## Start
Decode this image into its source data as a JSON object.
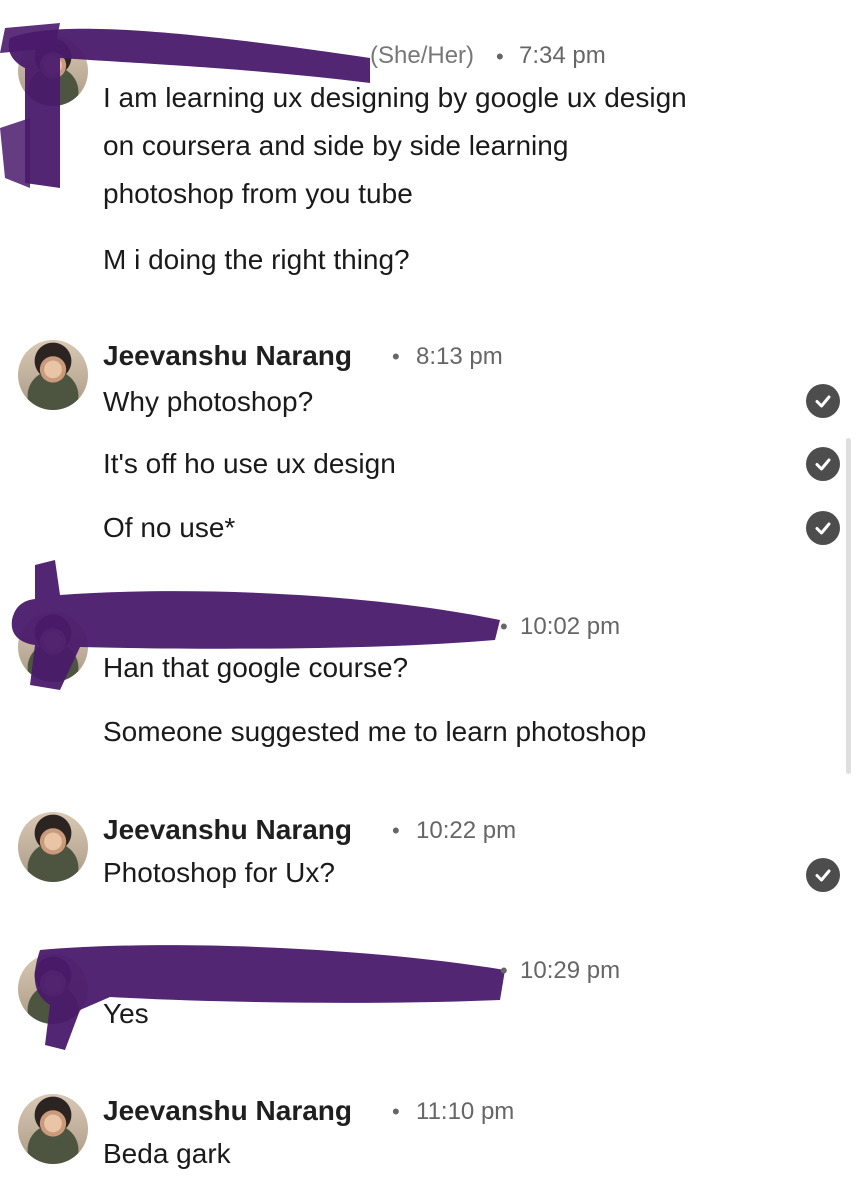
{
  "messages": [
    {
      "sender_visible": "(She/Her)",
      "time": "7:34 pm",
      "lines": [
        "I am learning ux designing by google ux design",
        "on coursera and side by side learning",
        "photoshop from you tube"
      ],
      "extra": "M i doing the right thing?"
    },
    {
      "sender": "Jeevanshu Narang",
      "time": "8:13 pm",
      "items": [
        "Why photoshop?",
        "It's off ho use  ux design",
        "Of no use*"
      ]
    },
    {
      "time": "10:02 pm",
      "items": [
        "Han that google course?",
        "Someone suggested me to learn photoshop"
      ]
    },
    {
      "sender": "Jeevanshu Narang",
      "time": "10:22 pm",
      "items": [
        "Photoshop for Ux?"
      ]
    },
    {
      "time": "10:29 pm",
      "items": [
        "Yes"
      ]
    },
    {
      "sender": "Jeevanshu Narang",
      "time": "11:10 pm",
      "items": [
        "Beda gark"
      ]
    }
  ],
  "separator": "•",
  "icons": {
    "read_receipt": "check-circle-icon"
  },
  "colors": {
    "redaction": "#4a1a6b",
    "check": "#4d4d4d",
    "meta": "#666666"
  }
}
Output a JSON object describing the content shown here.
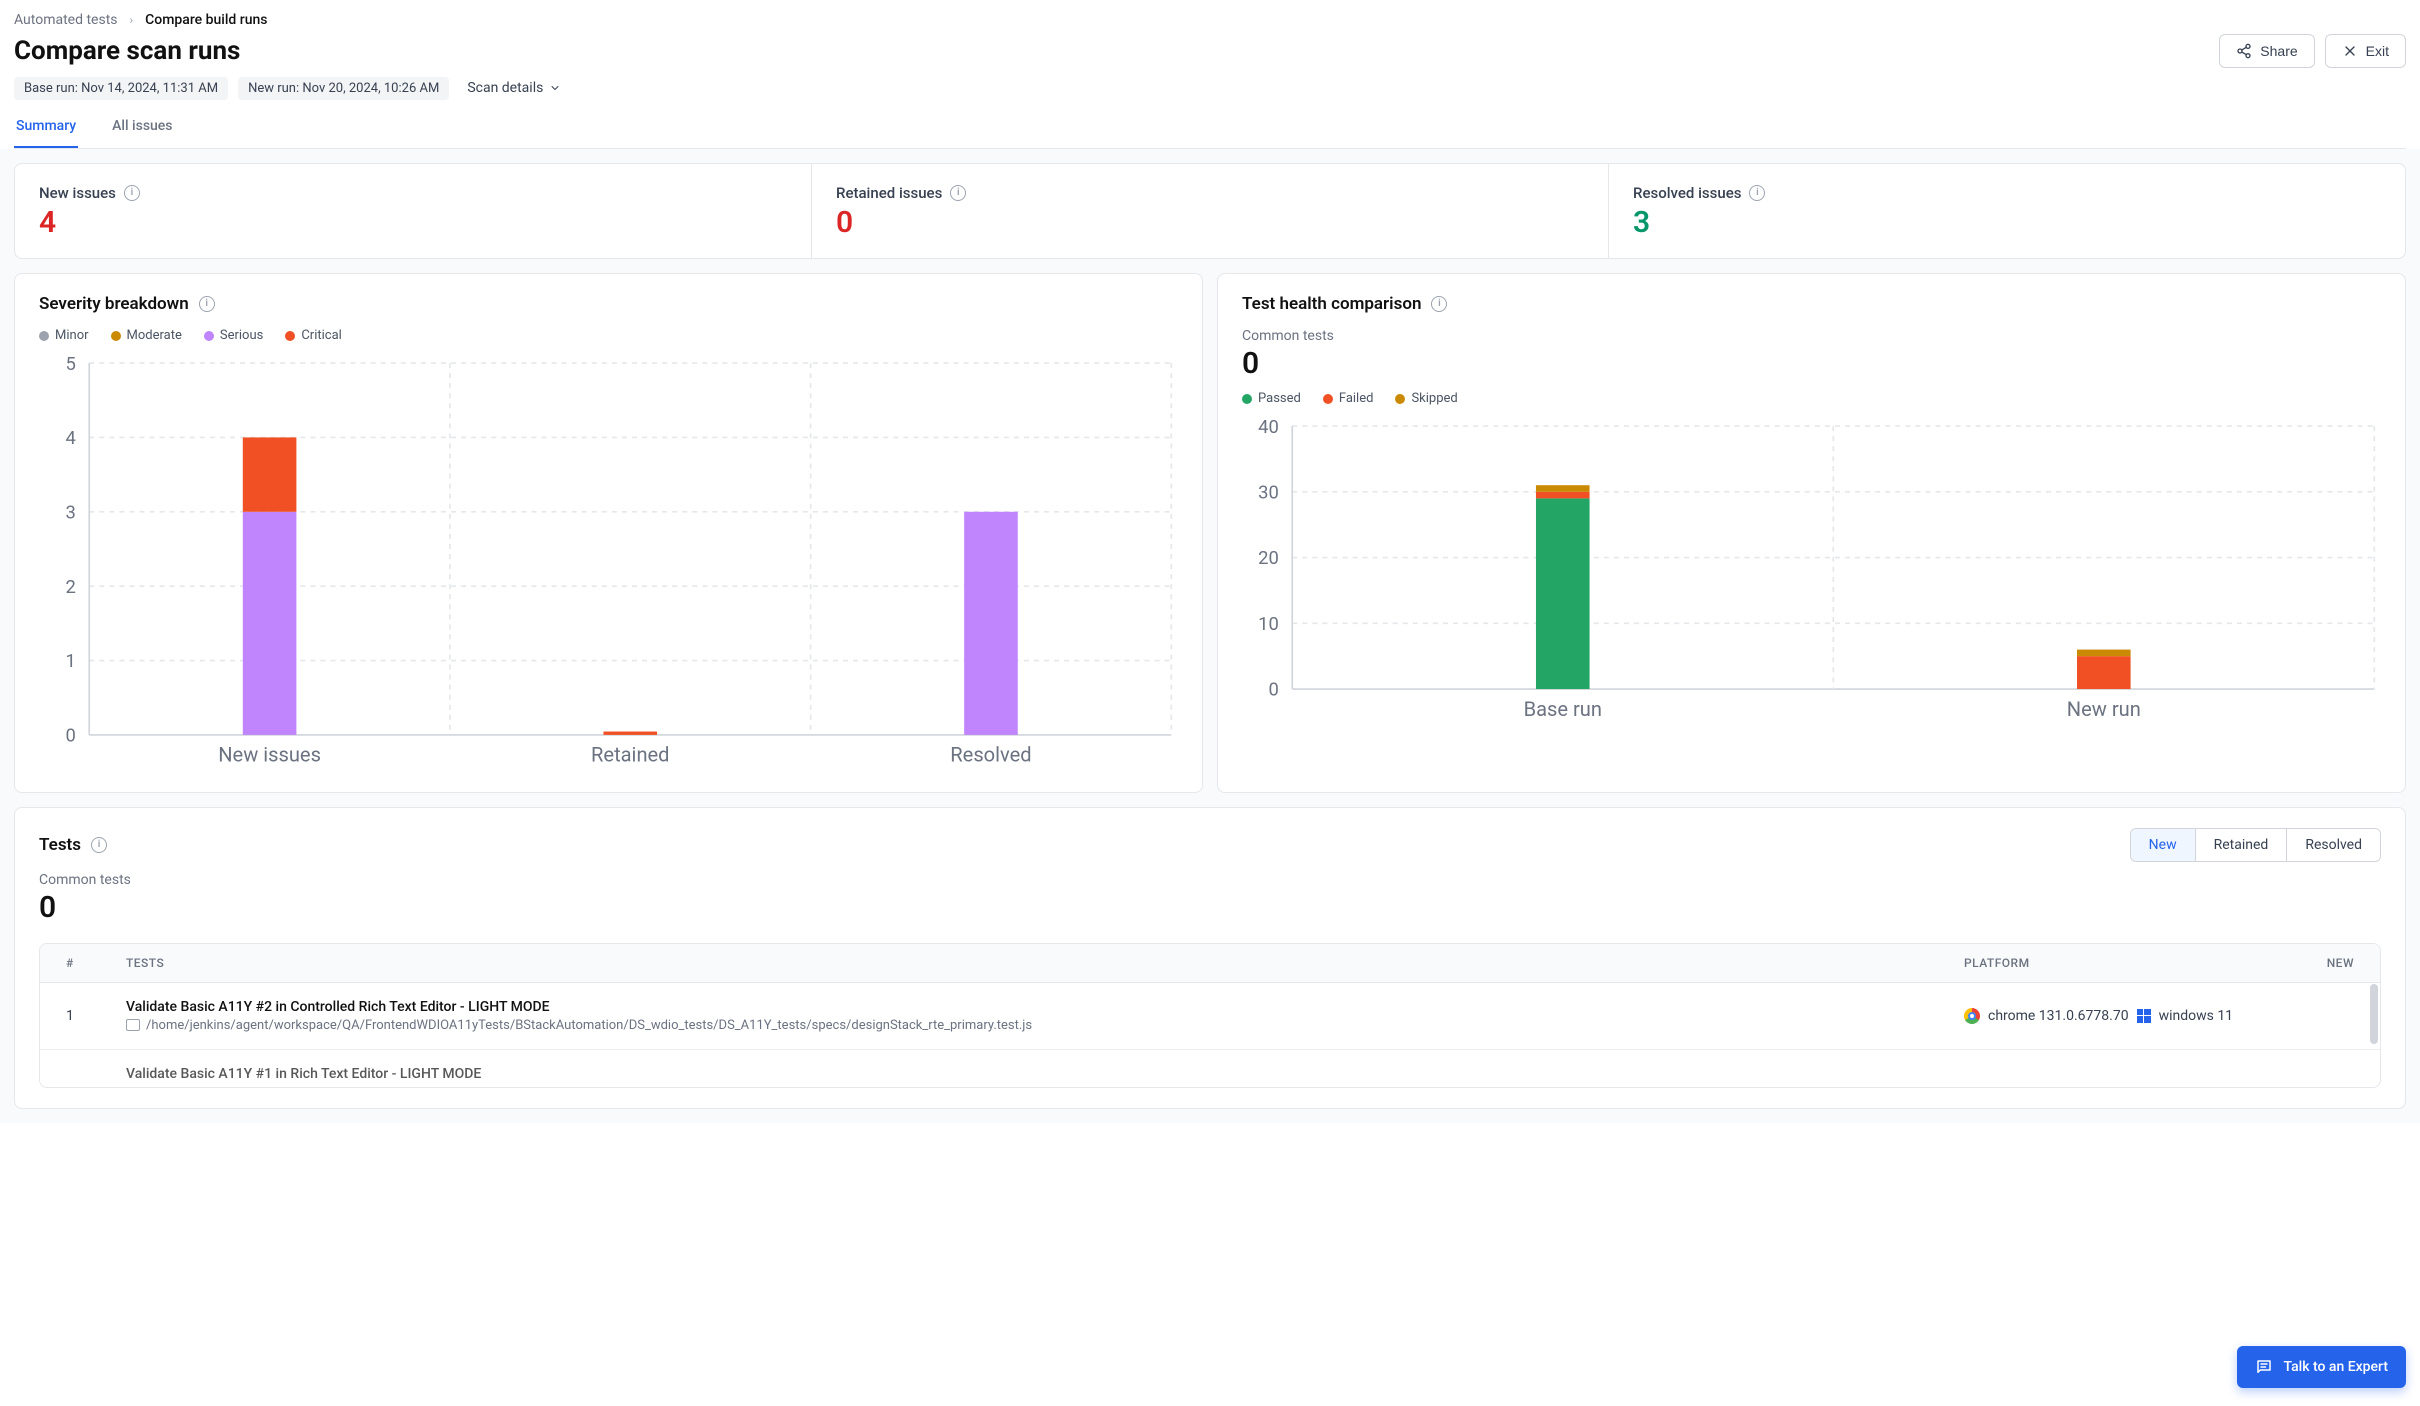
{
  "breadcrumb": {
    "root": "Automated tests",
    "current": "Compare build runs"
  },
  "page_title": "Compare scan runs",
  "actions": {
    "share": "Share",
    "exit": "Exit"
  },
  "meta": {
    "base_run": "Base run: Nov 14, 2024, 11:31 AM",
    "new_run": "New run: Nov 20, 2024, 10:26 AM",
    "scan_details": "Scan details"
  },
  "tabs": {
    "summary": "Summary",
    "all_issues": "All issues"
  },
  "stats": {
    "new_label": "New issues",
    "new_value": "4",
    "retained_label": "Retained issues",
    "retained_value": "0",
    "resolved_label": "Resolved issues",
    "resolved_value": "3"
  },
  "severity": {
    "title": "Severity breakdown",
    "legend": {
      "minor": "Minor",
      "moderate": "Moderate",
      "serious": "Serious",
      "critical": "Critical"
    },
    "colors": {
      "minor": "#9ca3af",
      "moderate": "#ca8a04",
      "serious": "#c084fc",
      "critical": "#f05023"
    }
  },
  "health": {
    "title": "Test health comparison",
    "common_label": "Common tests",
    "common_value": "0",
    "legend": {
      "passed": "Passed",
      "failed": "Failed",
      "skipped": "Skipped"
    },
    "colors": {
      "passed": "#22a565",
      "failed": "#f05023",
      "skipped": "#ca8a04"
    }
  },
  "tests_section": {
    "title": "Tests",
    "segments": {
      "new": "New",
      "retained": "Retained",
      "resolved": "Resolved"
    },
    "common_label": "Common tests",
    "common_value": "0",
    "columns": {
      "n": "#",
      "tests": "TESTS",
      "platform": "PLATFORM",
      "new": "NEW"
    },
    "rows": [
      {
        "n": "1",
        "name": "Validate Basic A11Y #2 in Controlled Rich Text Editor - LIGHT MODE",
        "path": "/home/jenkins/agent/workspace/QA/FrontendWDIOA11yTests/BStackAutomation/DS_wdio_tests/DS_A11Y_tests/specs/designStack_rte_primary.test.js",
        "browser": "chrome 131.0.6778.70",
        "os": "windows 11"
      },
      {
        "n": "",
        "name": "Validate Basic A11Y #1 in Rich Text Editor - LIGHT MODE",
        "path": "",
        "browser": "",
        "os": ""
      }
    ]
  },
  "expert_button": "Talk to an Expert",
  "chart_data": [
    {
      "type": "bar",
      "title": "Severity breakdown",
      "categories": [
        "New issues",
        "Retained",
        "Resolved"
      ],
      "series": [
        {
          "name": "Minor",
          "values": [
            0,
            0,
            0
          ]
        },
        {
          "name": "Moderate",
          "values": [
            0,
            0,
            0
          ]
        },
        {
          "name": "Serious",
          "values": [
            3,
            0,
            3
          ]
        },
        {
          "name": "Critical",
          "values": [
            1,
            0,
            0
          ]
        }
      ],
      "ylim": [
        0,
        5
      ],
      "yticks": [
        0,
        1,
        2,
        3,
        4,
        5
      ]
    },
    {
      "type": "bar",
      "title": "Test health comparison",
      "categories": [
        "Base run",
        "New run"
      ],
      "series": [
        {
          "name": "Passed",
          "values": [
            29,
            0
          ]
        },
        {
          "name": "Failed",
          "values": [
            1,
            5
          ]
        },
        {
          "name": "Skipped",
          "values": [
            1,
            1
          ]
        }
      ],
      "ylim": [
        0,
        40
      ],
      "yticks": [
        0,
        10,
        20,
        30,
        40
      ]
    }
  ]
}
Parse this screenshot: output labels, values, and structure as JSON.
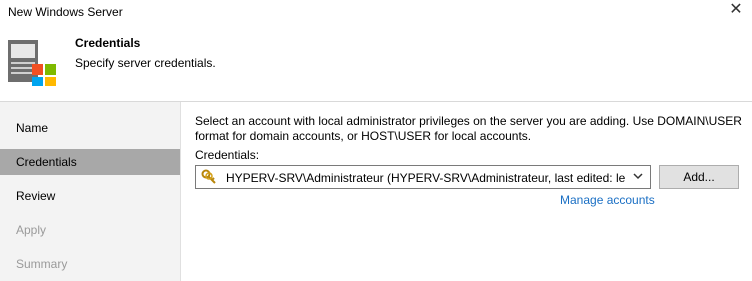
{
  "window": {
    "title": "New Windows Server",
    "close_glyph": "✕"
  },
  "header": {
    "title": "Credentials",
    "subtitle": "Specify server credentials.",
    "icon": "windows-server-icon"
  },
  "sidebar": {
    "items": [
      {
        "label": "Name",
        "state": "normal"
      },
      {
        "label": "Credentials",
        "state": "active"
      },
      {
        "label": "Review",
        "state": "normal"
      },
      {
        "label": "Apply",
        "state": "disabled"
      },
      {
        "label": "Summary",
        "state": "disabled"
      }
    ]
  },
  "main": {
    "description_line1": "Select an account with local administrator privileges on the server you are adding. Use DOMAIN\\USER",
    "description_line2": "format for domain accounts, or HOST\\USER for local accounts.",
    "credentials_label": "Credentials:",
    "credentials_value": "HYPERV-SRV\\Administrateur (HYPERV-SRV\\Administrateur, last edited: le...",
    "add_button": "Add...",
    "manage_link": "Manage accounts"
  },
  "colors": {
    "active_nav": "#a8a8a8",
    "link": "#1a6fc4",
    "sidebar_bg": "#f3f3f3"
  }
}
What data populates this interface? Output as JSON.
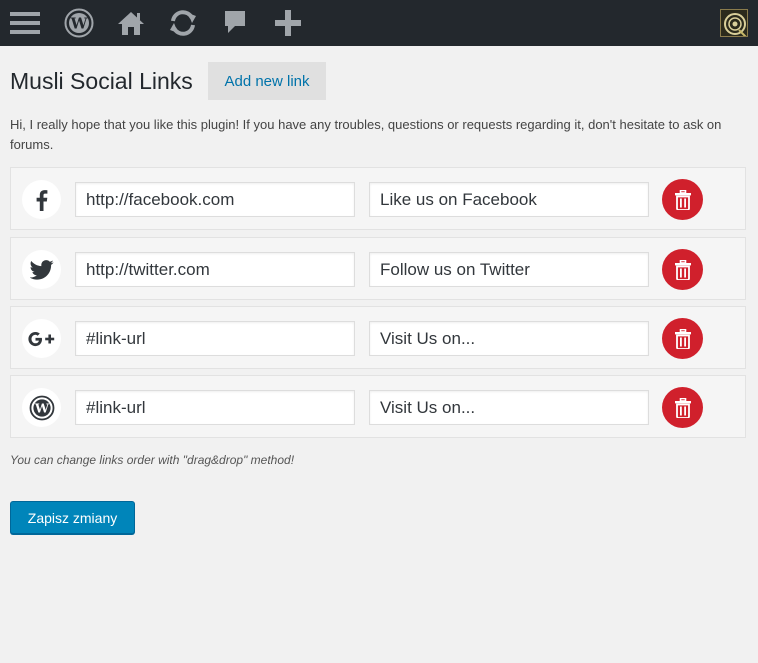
{
  "adminbar": {
    "icons": [
      "menu-icon",
      "wordpress-icon",
      "home-icon",
      "updates-icon",
      "comments-icon",
      "new-content-icon"
    ],
    "avatar": "user-avatar"
  },
  "page": {
    "title": "Musli Social Links",
    "add_new_label": "Add new link",
    "intro": "Hi, I really hope that you like this plugin! If you have any troubles, questions or requests regarding it, don't hesitate to ask on forums.",
    "hint": "You can change links order with \"drag&drop\" method!",
    "save_label": "Zapisz zmiany"
  },
  "links": [
    {
      "icon": "facebook-icon",
      "url": "http://facebook.com",
      "label": "Like us on Facebook"
    },
    {
      "icon": "twitter-icon",
      "url": "http://twitter.com",
      "label": "Follow us on Twitter"
    },
    {
      "icon": "google-plus-icon",
      "url": "#link-url",
      "label": "Visit Us on..."
    },
    {
      "icon": "wordpress-icon",
      "url": "#link-url",
      "label": "Visit Us on..."
    }
  ],
  "colors": {
    "adminbar": "#23282d",
    "accent": "#0085ba",
    "delete": "#d0202c",
    "link": "#0073aa"
  }
}
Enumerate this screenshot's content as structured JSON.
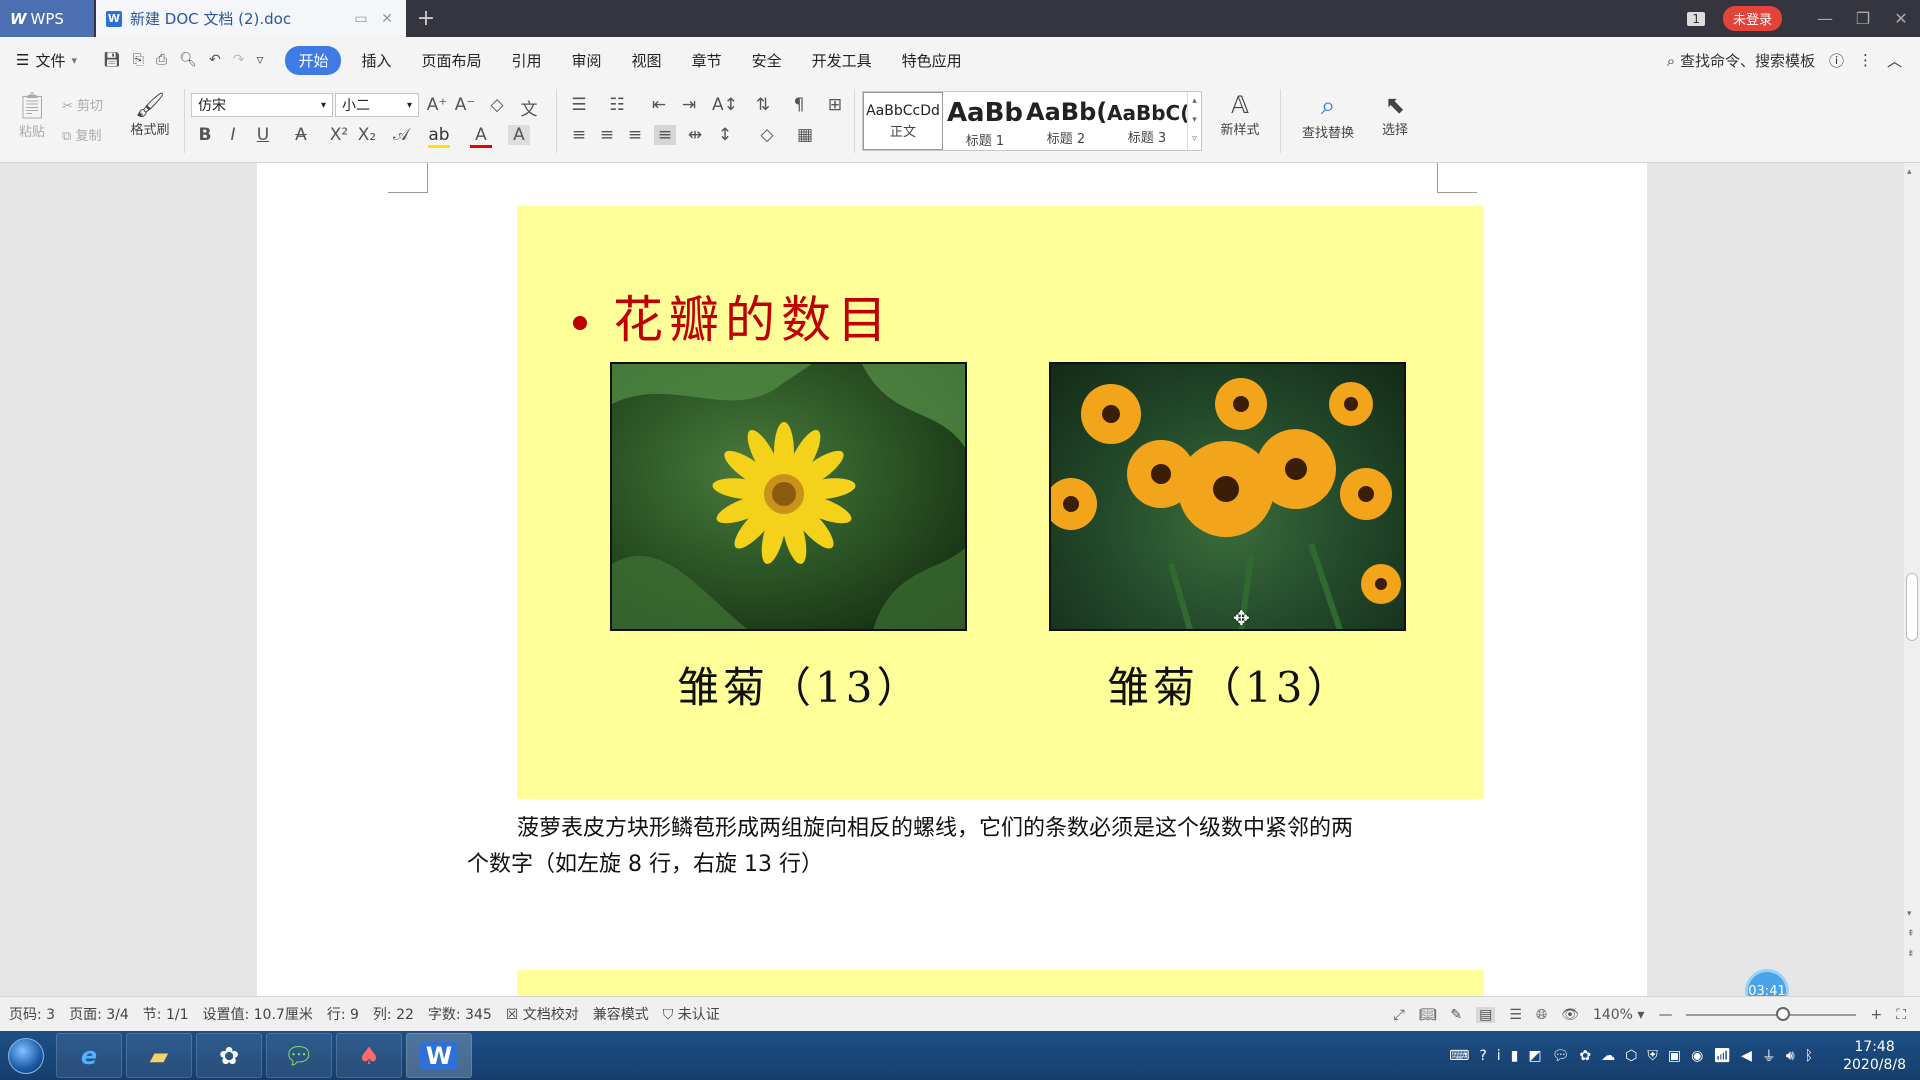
## End
▶ CHALLENGE
List every line in the records above that contains the word "LIGHT".

▶ FULL RESPONSE
        "name": "Validate Basic A11Y #2 in Controlled Rich Text Editor - LIGHT MODE",
        "name": "Validate Basic A11Y #1 in Rich Text Editor - LIGHT MODE",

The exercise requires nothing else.